Locate every line below that contains the word "name" and copy it.
____ Material
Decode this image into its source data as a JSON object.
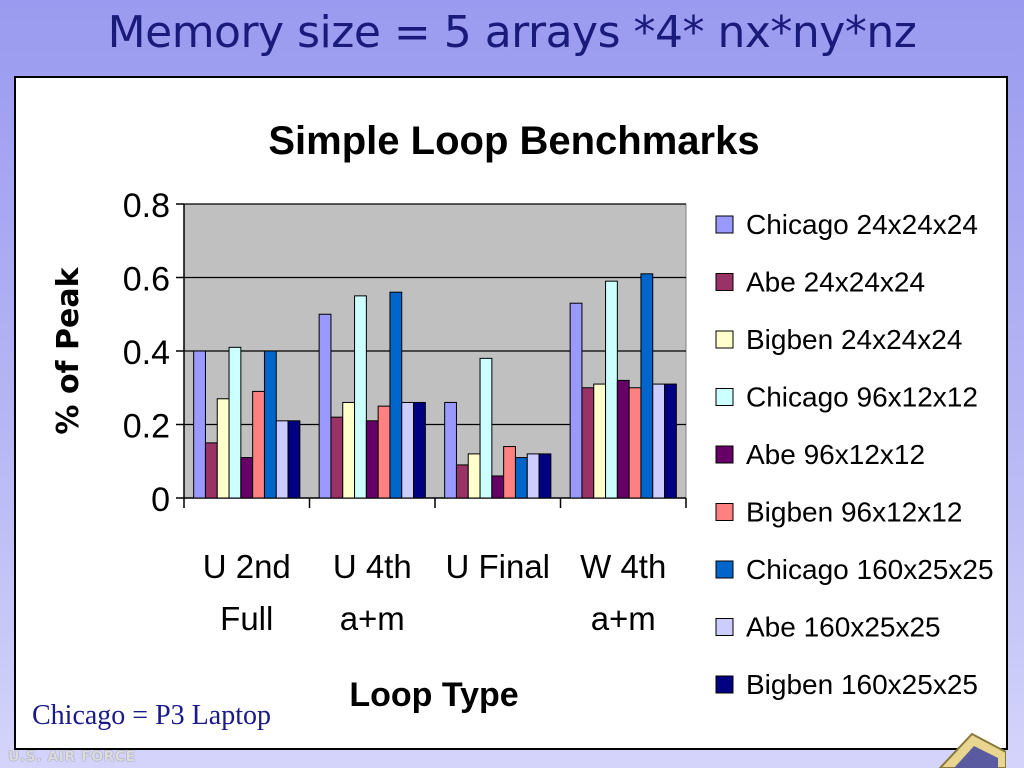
{
  "slide": {
    "title": "Memory size = 5 arrays *4* nx*ny*nz",
    "footnote": "Chicago = P3 Laptop",
    "logo_text": "U.S. AIR FORCE"
  },
  "chart_data": {
    "type": "bar",
    "title": "Simple Loop Benchmarks",
    "xlabel": "Loop Type",
    "ylabel": "% of Peak",
    "ylim": [
      0,
      0.8
    ],
    "yticks": [
      "0",
      "0.2",
      "0.4",
      "0.6",
      "0.8"
    ],
    "ytick_values": [
      0,
      0.2,
      0.4,
      0.6,
      0.8
    ],
    "grid": true,
    "legend_position": "right",
    "categories": [
      [
        "U 2nd",
        "Full"
      ],
      [
        "U 4th",
        "a+m"
      ],
      [
        "U Final"
      ],
      [
        "W 4th",
        "a+m"
      ]
    ],
    "series": [
      {
        "name": "Chicago 24x24x24",
        "color": "#9999ff",
        "values": [
          0.4,
          0.5,
          0.26,
          0.53
        ]
      },
      {
        "name": "Abe 24x24x24",
        "color": "#993366",
        "values": [
          0.15,
          0.22,
          0.09,
          0.3
        ]
      },
      {
        "name": "Bigben 24x24x24",
        "color": "#ffffcc",
        "values": [
          0.27,
          0.26,
          0.12,
          0.31
        ]
      },
      {
        "name": "Chicago 96x12x12",
        "color": "#ccffff",
        "values": [
          0.41,
          0.55,
          0.38,
          0.59
        ]
      },
      {
        "name": "Abe 96x12x12",
        "color": "#660066",
        "values": [
          0.11,
          0.21,
          0.06,
          0.32
        ]
      },
      {
        "name": "Bigben 96x12x12",
        "color": "#ff8080",
        "values": [
          0.29,
          0.25,
          0.14,
          0.3
        ]
      },
      {
        "name": "Chicago 160x25x25",
        "color": "#0066cc",
        "values": [
          0.4,
          0.56,
          0.11,
          0.61
        ]
      },
      {
        "name": "Abe 160x25x25",
        "color": "#ccccff",
        "values": [
          0.21,
          0.26,
          0.12,
          0.31
        ]
      },
      {
        "name": "Bigben 160x25x25",
        "color": "#000080",
        "values": [
          0.21,
          0.26,
          0.12,
          0.31
        ]
      }
    ]
  }
}
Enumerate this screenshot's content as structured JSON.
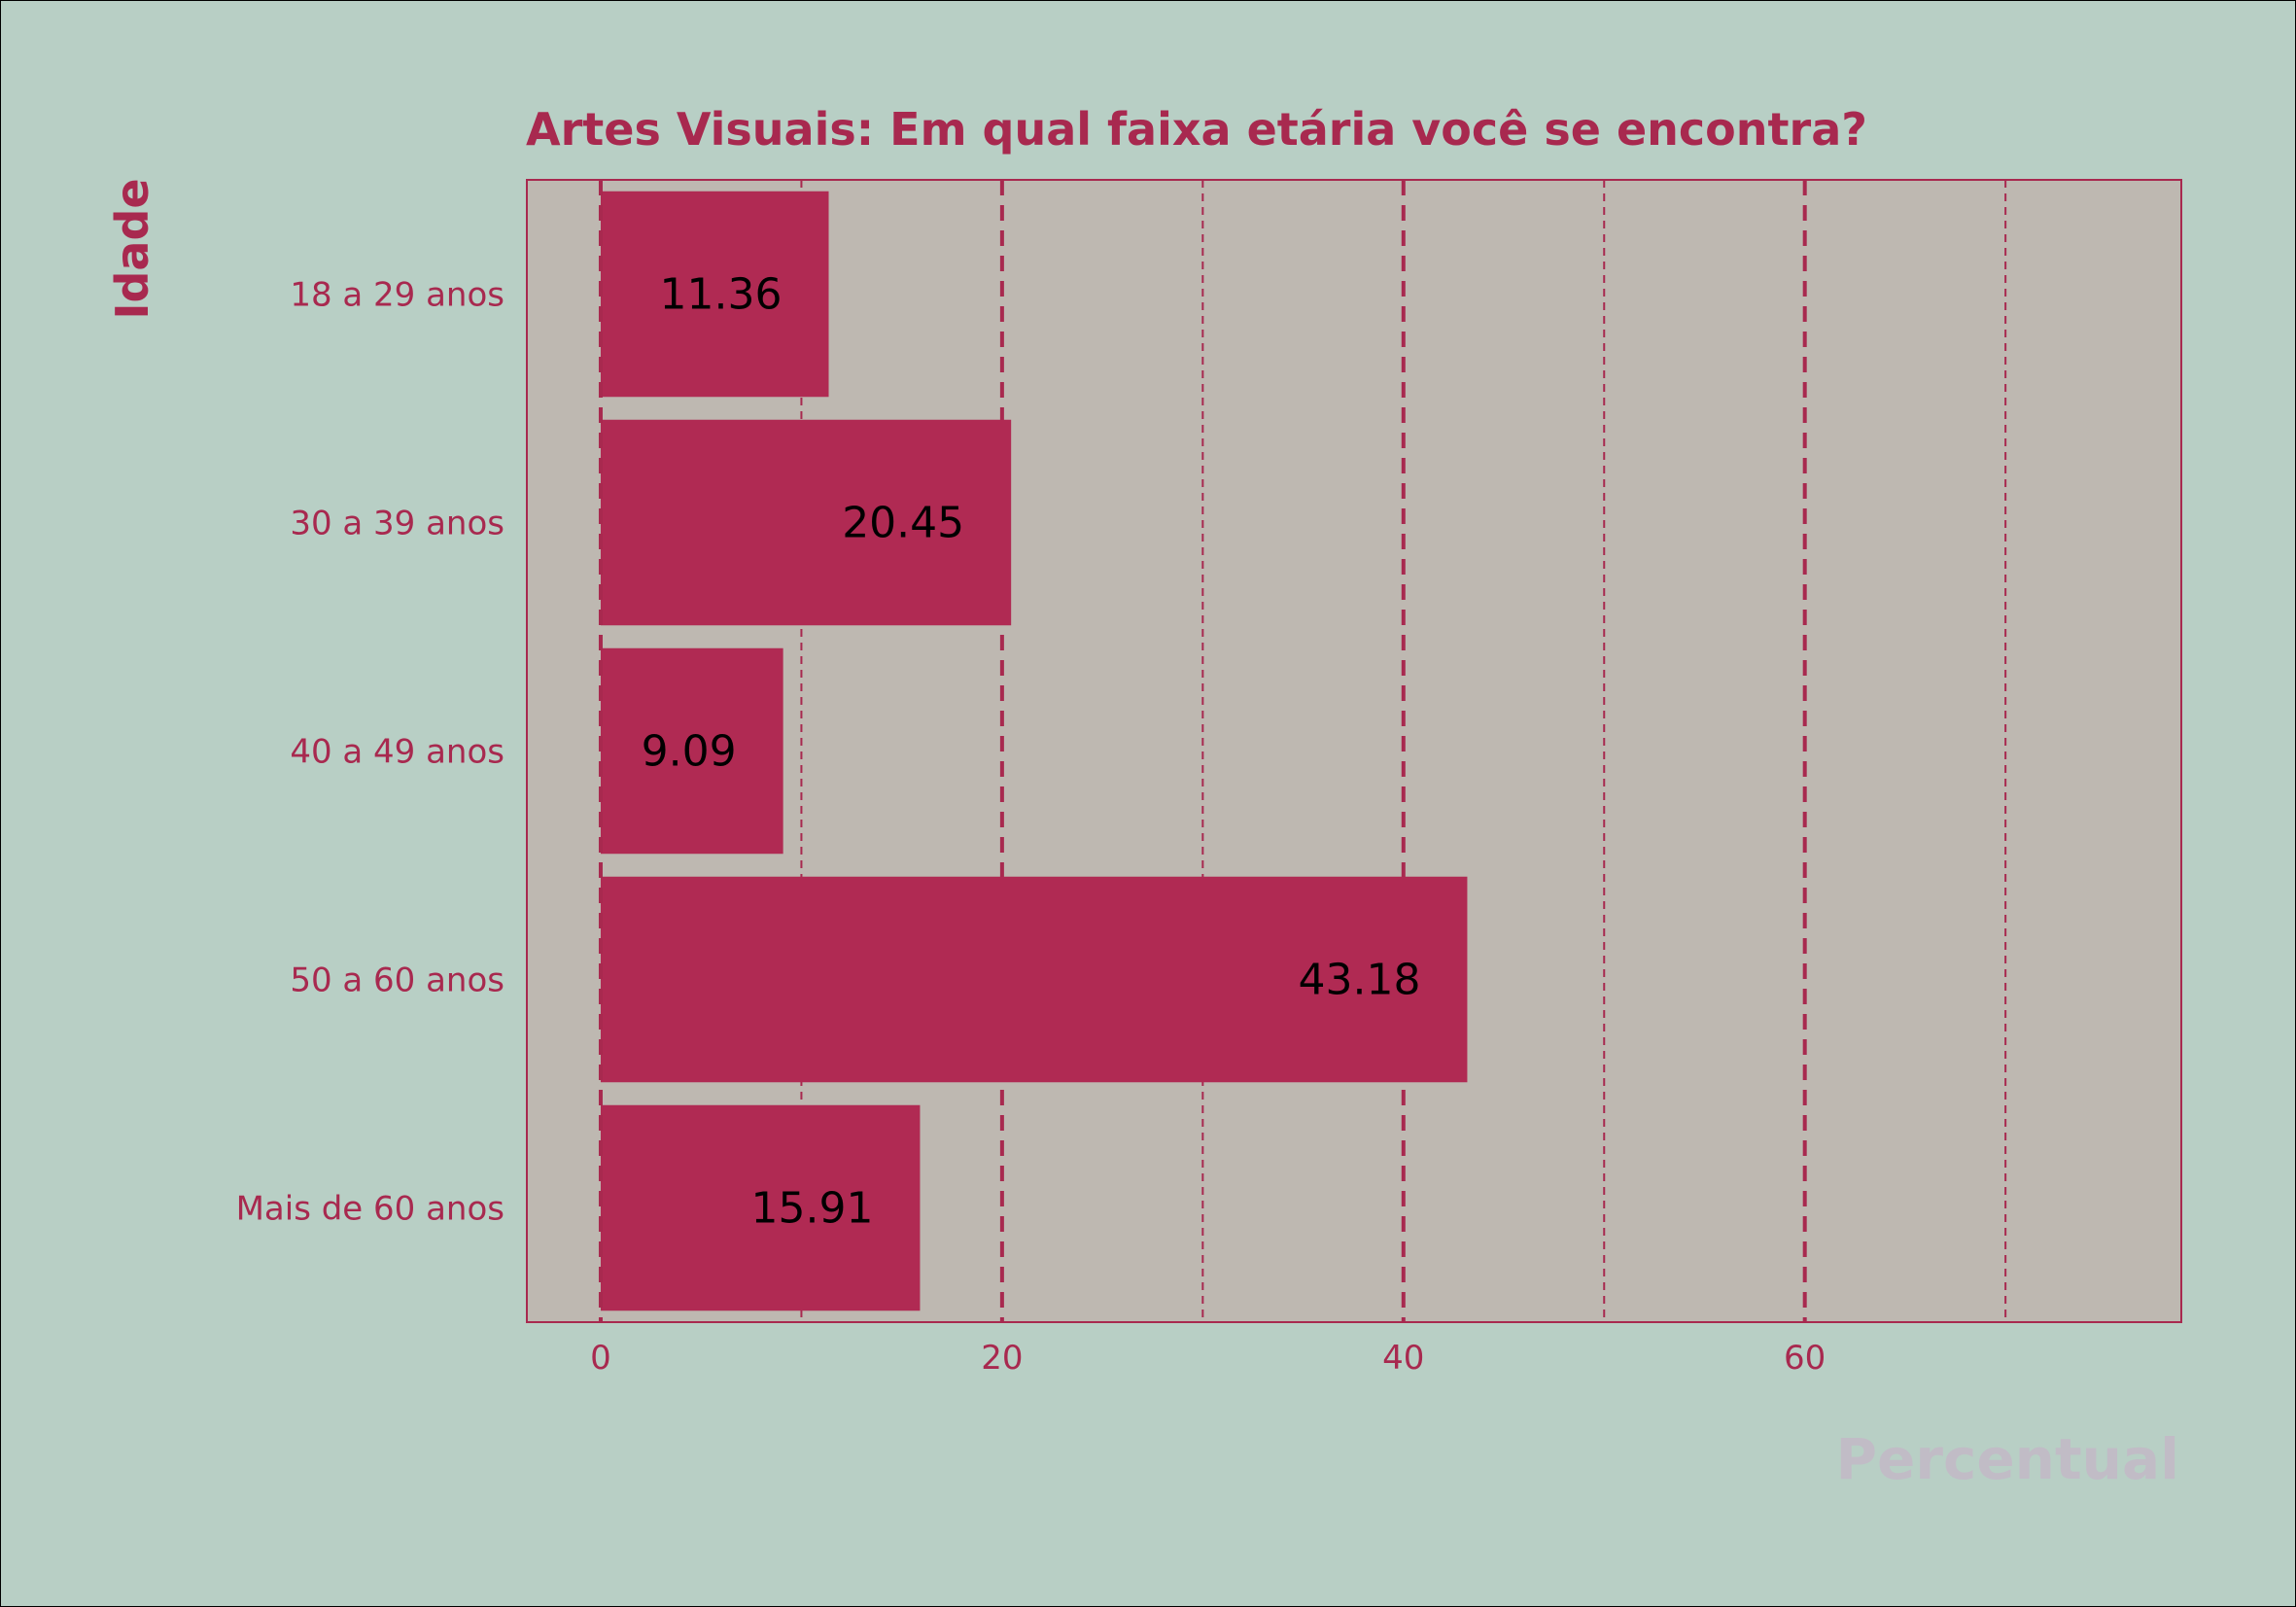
{
  "chart_data": {
    "type": "bar",
    "orientation": "horizontal",
    "title": "Artes Visuais: Em qual faixa etária você se encontra?",
    "xlabel": "Percentual",
    "ylabel": "Idade",
    "categories": [
      "18 a 29 anos",
      "30 a 39 anos",
      "40 a 49 anos",
      "50 a 60 anos",
      "Mais de 60 anos"
    ],
    "values": [
      11.36,
      20.45,
      9.09,
      43.18,
      15.91
    ],
    "value_labels": [
      "11.36",
      "20.45",
      "9.09",
      "43.18",
      "15.91"
    ],
    "xlim": [
      -3.68,
      78.76
    ],
    "xticks": [
      0,
      20,
      40,
      60
    ],
    "xtick_labels": [
      "0",
      "20",
      "40",
      "60"
    ],
    "minor_xticks": [
      10,
      30,
      50,
      70
    ],
    "grid": "vertical dashed",
    "colors": {
      "figure_bg": "#b8cfc5",
      "plot_bg": "#beb8b1",
      "bar": "#b02a53",
      "accent": "#a8294f",
      "value_text": "#000000",
      "xlabel_text": "#c1bcc6"
    }
  }
}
________
#### Finished exercise
        "name": "Chicago 24x24x24",
        "name": "Abe 24x24x24",
        "name": "Bigben 24x24x24",
        "name": "Chicago 96x12x12",
        "name": "Abe 96x12x12",
        "name": "Bigben 96x12x12",
        "name": "Chicago 160x25x25",
        "name": "Abe 160x25x25",
        "name": "Bigben 160x25x25",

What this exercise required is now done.